What you should do: Retype the data below without altering anything.

>> start Information supplied

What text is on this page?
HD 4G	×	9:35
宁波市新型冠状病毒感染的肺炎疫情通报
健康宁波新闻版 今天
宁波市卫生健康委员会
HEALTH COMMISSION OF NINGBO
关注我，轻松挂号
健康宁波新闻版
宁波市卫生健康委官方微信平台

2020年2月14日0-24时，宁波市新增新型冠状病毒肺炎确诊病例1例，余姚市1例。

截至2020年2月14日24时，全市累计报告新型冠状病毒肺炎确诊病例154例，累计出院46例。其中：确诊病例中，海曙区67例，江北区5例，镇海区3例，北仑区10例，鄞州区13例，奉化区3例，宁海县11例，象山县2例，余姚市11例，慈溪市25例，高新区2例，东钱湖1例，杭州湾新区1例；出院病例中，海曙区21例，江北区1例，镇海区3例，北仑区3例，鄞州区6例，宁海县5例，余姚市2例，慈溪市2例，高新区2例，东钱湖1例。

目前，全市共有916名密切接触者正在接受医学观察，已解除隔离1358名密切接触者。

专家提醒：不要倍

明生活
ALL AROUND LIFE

>> end Information supplied

Finished task:
What text is on this page?
HD 4G	×	9:35
宁波市新型冠状病毒感染的肺炎疫情通报
健康宁波新闻版 今天
宁波市卫生健康委员会
HEALTH COMMISSION OF NINGBO
关注我，轻松挂号
健康宁波新闻版
宁波市卫生健康委官方微信平台

2020年2月14日0-24时，宁波市新增新型冠状病毒肺炎确诊病例1例，余姚市1例。

截至2020年2月14日24时，全市累计报告新型冠状病毒肺炎确诊病例154例，累计出院46例。其中：确诊病例中，海曙区67例，江北区5例，镇海区3例，北仑区10例，鄞州区13例，奉化区3例，宁海县11例，象山县2例，余姚市11例，慈溪市25例，高新区2例，东钱湖1例，杭州湾新区1例；出院病例中，海曙区21例，江北区1例，镇海区3例，北仑区3例，鄞州区6例，宁海县5例，余姚市2例，慈溪市2例，高新区2例，东钱湖1例。

目前，全市共有916名密切接触者正在接受医学观察，已解除隔离1358名密切接触者。

专家提醒：不要倍

明生活
ALL AROUND LIFE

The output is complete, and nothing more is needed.